↓↓↓

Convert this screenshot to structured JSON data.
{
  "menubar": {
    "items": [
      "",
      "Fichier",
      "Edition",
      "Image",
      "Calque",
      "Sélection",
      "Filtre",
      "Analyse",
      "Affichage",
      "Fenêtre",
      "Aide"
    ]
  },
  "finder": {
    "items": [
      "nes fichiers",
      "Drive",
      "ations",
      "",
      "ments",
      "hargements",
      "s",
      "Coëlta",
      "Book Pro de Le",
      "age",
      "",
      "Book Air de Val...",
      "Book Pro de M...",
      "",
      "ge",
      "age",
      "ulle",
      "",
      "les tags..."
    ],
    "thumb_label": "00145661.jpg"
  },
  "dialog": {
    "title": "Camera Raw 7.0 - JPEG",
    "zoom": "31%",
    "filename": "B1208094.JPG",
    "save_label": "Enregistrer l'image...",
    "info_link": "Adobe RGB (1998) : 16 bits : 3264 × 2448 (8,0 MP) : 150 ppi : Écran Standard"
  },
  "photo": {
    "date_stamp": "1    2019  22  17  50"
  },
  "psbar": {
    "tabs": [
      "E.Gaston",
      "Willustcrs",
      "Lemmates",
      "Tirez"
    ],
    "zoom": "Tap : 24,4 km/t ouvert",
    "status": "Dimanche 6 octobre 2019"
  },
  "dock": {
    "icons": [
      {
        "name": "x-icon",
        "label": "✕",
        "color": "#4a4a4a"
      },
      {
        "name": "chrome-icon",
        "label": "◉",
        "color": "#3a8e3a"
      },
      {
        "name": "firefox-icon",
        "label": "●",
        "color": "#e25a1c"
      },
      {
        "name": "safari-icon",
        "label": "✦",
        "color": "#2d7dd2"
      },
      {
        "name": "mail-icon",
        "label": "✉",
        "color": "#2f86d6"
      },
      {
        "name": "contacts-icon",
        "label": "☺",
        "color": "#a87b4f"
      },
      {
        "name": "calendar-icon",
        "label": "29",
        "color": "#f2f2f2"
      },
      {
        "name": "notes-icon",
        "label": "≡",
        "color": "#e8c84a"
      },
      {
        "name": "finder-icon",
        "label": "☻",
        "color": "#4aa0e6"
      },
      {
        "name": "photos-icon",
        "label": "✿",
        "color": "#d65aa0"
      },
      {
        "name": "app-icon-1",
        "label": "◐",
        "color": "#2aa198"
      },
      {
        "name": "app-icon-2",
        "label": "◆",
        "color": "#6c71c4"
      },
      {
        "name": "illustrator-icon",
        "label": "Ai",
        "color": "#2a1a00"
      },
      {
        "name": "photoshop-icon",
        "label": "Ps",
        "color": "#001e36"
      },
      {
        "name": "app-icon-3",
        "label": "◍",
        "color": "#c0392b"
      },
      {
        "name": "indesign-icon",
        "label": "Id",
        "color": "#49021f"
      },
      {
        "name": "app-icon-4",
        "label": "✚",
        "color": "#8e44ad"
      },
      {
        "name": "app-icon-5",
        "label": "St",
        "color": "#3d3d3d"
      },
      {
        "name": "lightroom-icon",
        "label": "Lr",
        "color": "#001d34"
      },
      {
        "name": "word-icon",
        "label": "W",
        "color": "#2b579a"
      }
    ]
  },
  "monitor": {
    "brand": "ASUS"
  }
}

↑↑↑

Do this: Extract lines where the string "Book" occurs.

Task result:
      "Book Pro de Le",
      "Book Air de Val...",
      "Book Pro de M...",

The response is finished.